◆ Set task ◆
Write out the material exactly, with the pictures left out.

◆ Available data ◆

§ §

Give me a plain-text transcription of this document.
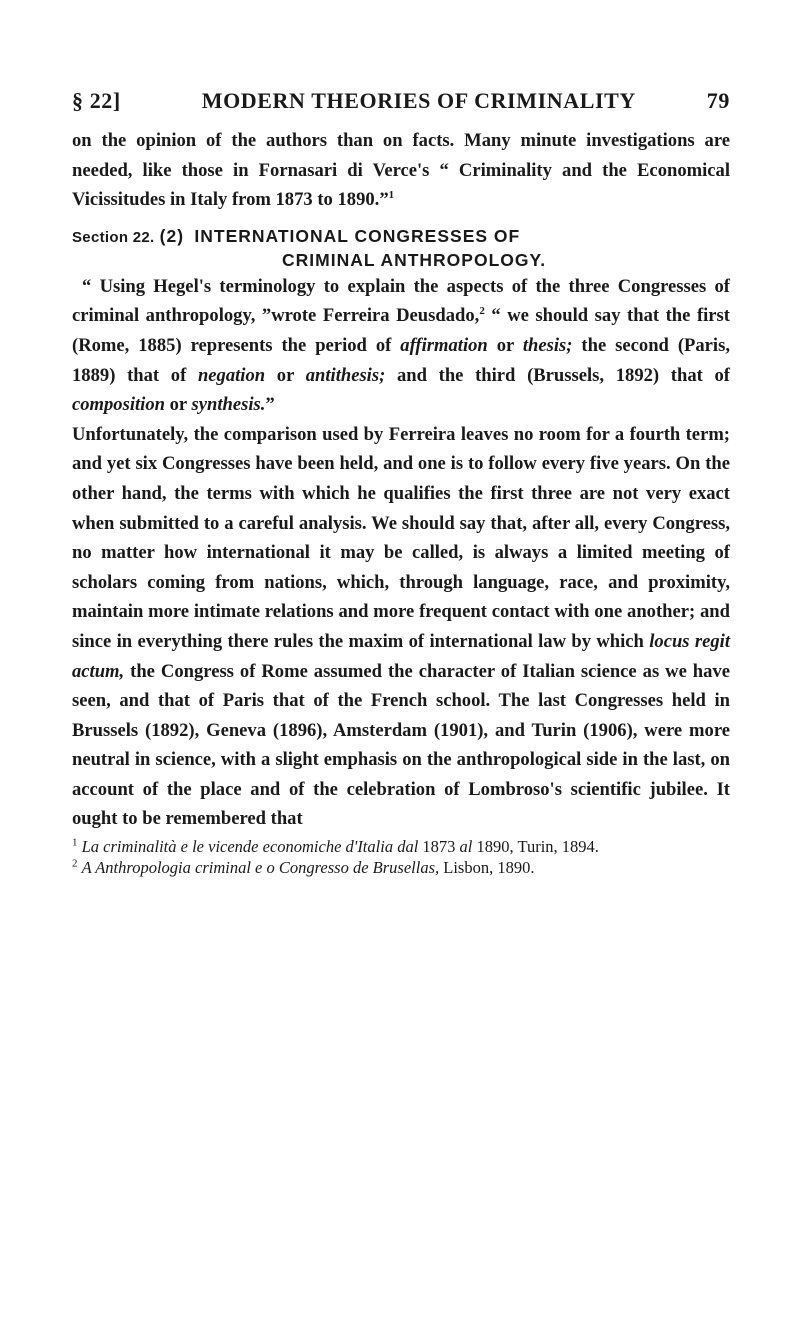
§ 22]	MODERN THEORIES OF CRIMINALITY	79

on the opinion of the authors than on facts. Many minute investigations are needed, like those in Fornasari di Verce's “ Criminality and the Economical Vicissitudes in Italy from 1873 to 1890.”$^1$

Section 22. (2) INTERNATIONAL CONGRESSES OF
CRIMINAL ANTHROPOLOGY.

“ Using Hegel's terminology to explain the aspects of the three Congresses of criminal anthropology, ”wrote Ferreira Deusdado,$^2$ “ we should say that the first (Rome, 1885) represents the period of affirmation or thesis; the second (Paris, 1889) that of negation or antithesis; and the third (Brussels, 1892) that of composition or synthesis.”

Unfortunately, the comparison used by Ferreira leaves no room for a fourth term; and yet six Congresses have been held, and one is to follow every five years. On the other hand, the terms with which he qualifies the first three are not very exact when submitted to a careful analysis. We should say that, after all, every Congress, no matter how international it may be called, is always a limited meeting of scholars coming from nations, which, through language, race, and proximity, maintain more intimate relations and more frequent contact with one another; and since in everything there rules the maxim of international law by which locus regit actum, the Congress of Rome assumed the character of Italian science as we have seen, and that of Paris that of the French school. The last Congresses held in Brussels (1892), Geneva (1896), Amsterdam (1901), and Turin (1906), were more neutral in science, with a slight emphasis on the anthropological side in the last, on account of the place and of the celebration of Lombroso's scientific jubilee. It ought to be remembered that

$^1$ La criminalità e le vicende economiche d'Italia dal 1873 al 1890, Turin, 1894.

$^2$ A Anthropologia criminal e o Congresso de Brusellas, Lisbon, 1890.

§ §

◆ Task response ◆
Give me a plain-text transcription of this document.
§ 22]	MODERN THEORIES OF CRIMINALITY	79

on the opinion of the authors than on facts. Many minute investigations are needed, like those in Fornasari di Verce's “ Criminality and the Economical Vicissitudes in Italy from 1873 to 1890.”$^1$

Section 22. (2) INTERNATIONAL CONGRESSES OF
CRIMINAL ANTHROPOLOGY.

“ Using Hegel's terminology to explain the aspects of the three Congresses of criminal anthropology, ”wrote Ferreira Deusdado,$^2$ “ we should say that the first (Rome, 1885) represents the period of affirmation or thesis; the second (Paris, 1889) that of negation or antithesis; and the third (Brussels, 1892) that of composition or synthesis.”

Unfortunately, the comparison used by Ferreira leaves no room for a fourth term; and yet six Congresses have been held, and one is to follow every five years. On the other hand, the terms with which he qualifies the first three are not very exact when submitted to a careful analysis. We should say that, after all, every Congress, no matter how international it may be called, is always a limited meeting of scholars coming from nations, which, through language, race, and proximity, maintain more intimate relations and more frequent contact with one another; and since in everything there rules the maxim of international law by which locus regit actum, the Congress of Rome assumed the character of Italian science as we have seen, and that of Paris that of the French school. The last Congresses held in Brussels (1892), Geneva (1896), Amsterdam (1901), and Turin (1906), were more neutral in science, with a slight emphasis on the anthropological side in the last, on account of the place and of the celebration of Lombroso's scientific jubilee. It ought to be remembered that

$^1$ La criminalità e le vicende economiche d'Italia dal 1873 al 1890, Turin, 1894.

$^2$ A Anthropologia criminal e o Congresso de Brusellas, Lisbon, 1890.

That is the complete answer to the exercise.